== TASK OBJECTIVE ==
The records below must be written out exactly, with every picture left behind.

:: EXTRACTED RECORDS ::

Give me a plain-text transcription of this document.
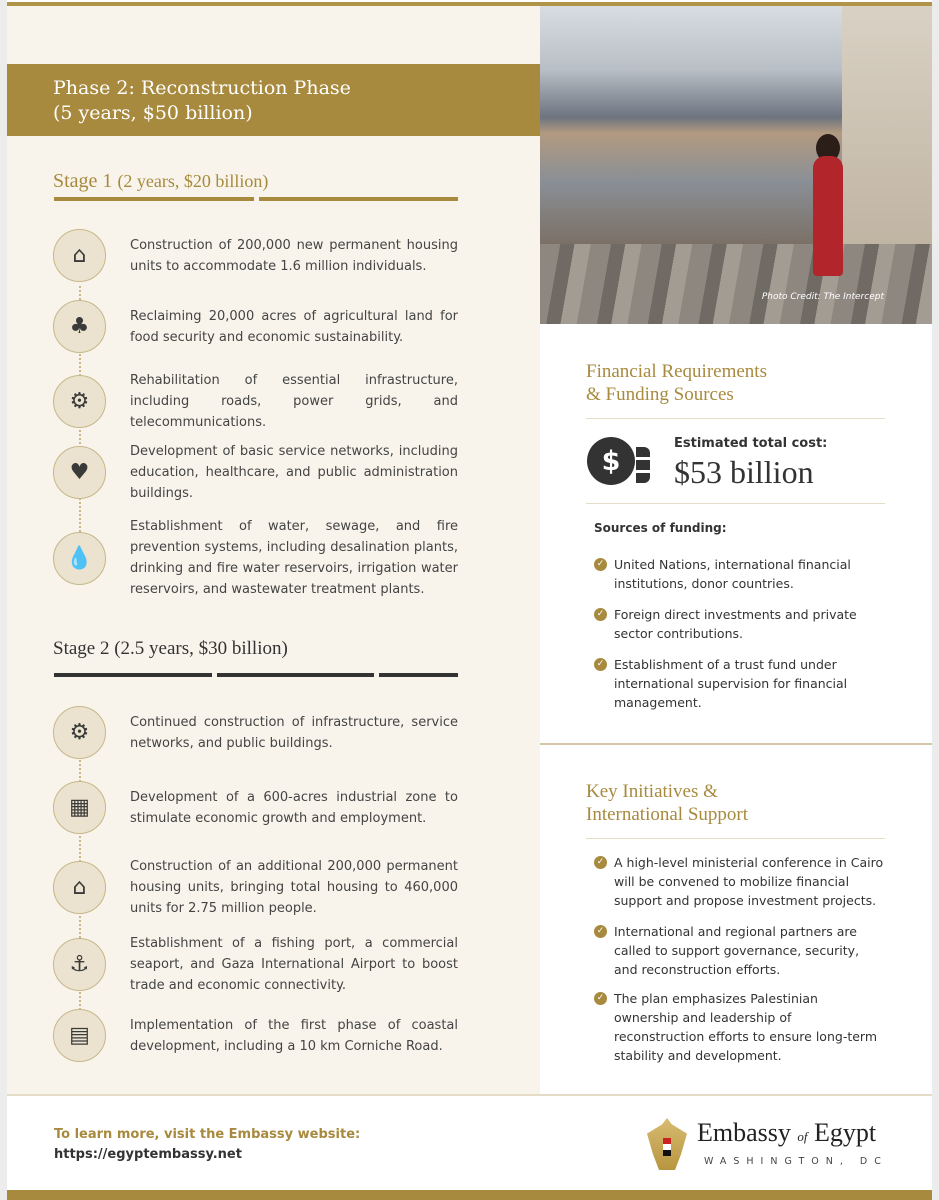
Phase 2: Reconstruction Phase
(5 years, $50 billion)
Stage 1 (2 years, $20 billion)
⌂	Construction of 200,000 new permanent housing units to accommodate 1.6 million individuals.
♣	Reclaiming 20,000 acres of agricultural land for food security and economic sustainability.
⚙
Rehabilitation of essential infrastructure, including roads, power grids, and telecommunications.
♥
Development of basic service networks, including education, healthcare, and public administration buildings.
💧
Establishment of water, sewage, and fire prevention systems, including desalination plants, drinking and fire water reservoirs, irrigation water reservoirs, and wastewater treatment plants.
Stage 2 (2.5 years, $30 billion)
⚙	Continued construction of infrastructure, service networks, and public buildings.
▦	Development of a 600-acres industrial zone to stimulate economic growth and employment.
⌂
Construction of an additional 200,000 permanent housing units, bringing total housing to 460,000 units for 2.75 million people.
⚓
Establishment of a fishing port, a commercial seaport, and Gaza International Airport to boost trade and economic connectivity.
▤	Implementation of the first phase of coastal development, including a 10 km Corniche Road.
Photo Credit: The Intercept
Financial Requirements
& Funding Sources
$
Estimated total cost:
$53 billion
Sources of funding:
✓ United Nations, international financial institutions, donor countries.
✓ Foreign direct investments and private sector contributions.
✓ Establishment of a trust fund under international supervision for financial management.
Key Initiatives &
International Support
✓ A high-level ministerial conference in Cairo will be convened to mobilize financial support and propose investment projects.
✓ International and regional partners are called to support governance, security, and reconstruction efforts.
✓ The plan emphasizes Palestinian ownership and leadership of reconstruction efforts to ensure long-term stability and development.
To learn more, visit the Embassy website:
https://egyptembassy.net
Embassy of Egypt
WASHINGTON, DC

:::

== THE ANSWER ==
Give me a plain-text transcription of this document.
Phase 2: Reconstruction Phase
(5 years, $50 billion)
Stage 1 (2 years, $20 billion)
⌂	Construction of 200,000 new permanent housing units to accommodate 1.6 million individuals.
♣	Reclaiming 20,000 acres of agricultural land for food security and economic sustainability.
⚙
Rehabilitation of essential infrastructure, including roads, power grids, and telecommunications.
♥
Development of basic service networks, including education, healthcare, and public administration buildings.
💧
Establishment of water, sewage, and fire prevention systems, including desalination plants, drinking and fire water reservoirs, irrigation water reservoirs, and wastewater treatment plants.
Stage 2 (2.5 years, $30 billion)
⚙	Continued construction of infrastructure, service networks, and public buildings.
▦	Development of a 600-acres industrial zone to stimulate economic growth and employment.
⌂
Construction of an additional 200,000 permanent housing units, bringing total housing to 460,000 units for 2.75 million people.
⚓
Establishment of a fishing port, a commercial seaport, and Gaza International Airport to boost trade and economic connectivity.
▤	Implementation of the first phase of coastal development, including a 10 km Corniche Road.
Photo Credit: The Intercept
Financial Requirements
& Funding Sources
$
Estimated total cost:
$53 billion
Sources of funding:
✓ United Nations, international financial institutions, donor countries.
✓ Foreign direct investments and private sector contributions.
✓ Establishment of a trust fund under international supervision for financial management.
Key Initiatives &
International Support
✓ A high-level ministerial conference in Cairo will be convened to mobilize financial support and propose investment projects.
✓ International and regional partners are called to support governance, security, and reconstruction efforts.
✓ The plan emphasizes Palestinian ownership and leadership of reconstruction efforts to ensure long-term stability and development.
To learn more, visit the Embassy website:
https://egyptembassy.net
Embassy of Egypt
WASHINGTON, DC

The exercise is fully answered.